-- WORK INSTRUCTION --
Answer these questions from the passage on File Replication Service and Distributed File System:
1. Why can FRS replicate only directories on NTFS volumes?
2. Where does the DFS service maintain the DFS topology?
3. Which file implements the DFS client provider?
(EXTRACT PROVIDED begins)
Figure 13-25. Network Load Balancing operation

File Replication Service

File Replication service (FRS) is included with Windows Server systems. Its primary purpose is to replicate the contents of a domain controller's \SYSVOL directory, which is where Windows domain controllers store logon scripts and group policies. (Group policies permit administrators to define usage and security policies for the computers that belong to a domain.) In addition, FRS can be used to replicate Distributed File System (DFS) shares between systems. FRS allows for distributed multimaster replication, which enables any server to perform replication activity. When a replicated directory or file is changed, the changes are propagated to the other domain controllers.

The fundamental concept in FRS is a replica set, which consists of two or more systems that replicate between themselves the contents of a directory tree according to an administratively defined schedule and topology. Only directories on NTFS volumes can be replicated because FRS relies on the NTFS change journal to detect changes to files in directories in a replica set. Because FRS is based on multimaster replication, it can theoretically support hundreds or even thousands of systems as part of a replica set, and the computers of a replica set can be connected with arbitrary network topologies (such as ring, star, or mesh). Computers can also be members of multiple replica sets.

FRS is implemented as a Windows service (\Windows\System32\Ntfrs.exe) that uses authenticated RPC with encryption to communicate between instances of itself running on different computers. In addition, because Active Directory contains its own replication capabilities, FRS uses Active Directory APIs to retrieve FRS configuration information from a domain's Active Directory.

Distributed File System

Distributed File System (DFS) is a service that layers on top of the Workstation service to connect together file shares into a single namespace. The file shares can reside on the same computer or on different computers, and DFS provides client access to the resources in a location-transparent manner. The root of a DFS namespace must be a file share defined on a Windows server.

In addition to delivering a unified network-resource namespace, DFS provides other benefits through DFS replica sets. An administrator can a create DFS replica set from two or more shares and use a replication mechanism such as FRS to copy data between the shares of a replica set to keep their contents synchronized. DFS provides several forms of load balancing by ordering and/or selecting members of a replica set to fulfill a client request for data on the replica set. In addition, DFS achieves high availability by routing requests to the working member or members of a replica set when a member becomes unavailable.

The components that make up the DFS architecture are shown in Figure 13-26. The serverside implementation of DFS consists of a Windows service (\Windows\System32\ Dfssvc.exe) and a device driver (\Windows\System32\Drivers\Dfs.sys). The DFS service is responsible for exporting DFS topology management interfaces and maintaining the DFS topology in either the registry (on non Active Directory systems) or Active Directory. The DFS driver performs topology lookups when it receives a client request so that it can direct the client to the system where the file it is requesting resides.

Figure 13-26. DFS components

On the client side, DFS support is implemented in the MUP driver, described earlier, and uses the CIFS redirector for its internal communication with DFS servers. The DFS client provider is implemented in \Windows\System32\Ntlanman.dll. When a client issues a file I/O request that specifies a file in the DFS namespace, the MUP driver on the client communicates with target file server by using the appropriate redirector.
(EXTRACT PROVIDED ends)
(PROVIDED MATERIAL begins)
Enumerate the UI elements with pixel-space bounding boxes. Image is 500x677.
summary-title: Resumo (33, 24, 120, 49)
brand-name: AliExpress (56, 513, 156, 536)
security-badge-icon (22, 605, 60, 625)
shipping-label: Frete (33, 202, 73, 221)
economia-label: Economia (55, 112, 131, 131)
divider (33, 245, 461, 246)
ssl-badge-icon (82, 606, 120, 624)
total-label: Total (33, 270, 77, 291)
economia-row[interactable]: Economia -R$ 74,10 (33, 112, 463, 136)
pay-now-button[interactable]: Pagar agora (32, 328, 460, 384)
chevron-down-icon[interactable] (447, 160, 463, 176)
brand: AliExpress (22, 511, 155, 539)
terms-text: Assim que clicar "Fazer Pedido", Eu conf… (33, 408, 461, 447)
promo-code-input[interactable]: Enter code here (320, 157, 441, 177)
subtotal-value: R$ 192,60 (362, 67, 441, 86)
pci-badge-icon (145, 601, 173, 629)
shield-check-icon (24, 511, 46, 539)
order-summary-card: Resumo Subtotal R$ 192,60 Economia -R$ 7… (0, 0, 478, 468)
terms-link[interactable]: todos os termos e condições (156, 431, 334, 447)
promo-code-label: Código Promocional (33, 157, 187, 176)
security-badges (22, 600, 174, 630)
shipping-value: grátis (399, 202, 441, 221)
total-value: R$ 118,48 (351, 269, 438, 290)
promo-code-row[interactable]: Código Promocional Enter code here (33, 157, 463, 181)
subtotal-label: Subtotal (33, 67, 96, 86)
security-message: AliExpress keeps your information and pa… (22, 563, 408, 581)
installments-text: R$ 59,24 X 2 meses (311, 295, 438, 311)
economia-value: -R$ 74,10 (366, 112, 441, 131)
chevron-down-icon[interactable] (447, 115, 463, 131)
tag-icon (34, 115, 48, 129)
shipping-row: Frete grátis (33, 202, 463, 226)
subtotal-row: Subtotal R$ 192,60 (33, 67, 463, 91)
(PROVIDED MATERIAL ends)
-- THE ANSWER --
1. FRS relies on the NTFS change journal to detect changes to files in directories in a replica set.
2. In the registry on non Active Directory systems, or in Active Directory.
3. \Windows\System32\Ntlanman.dll.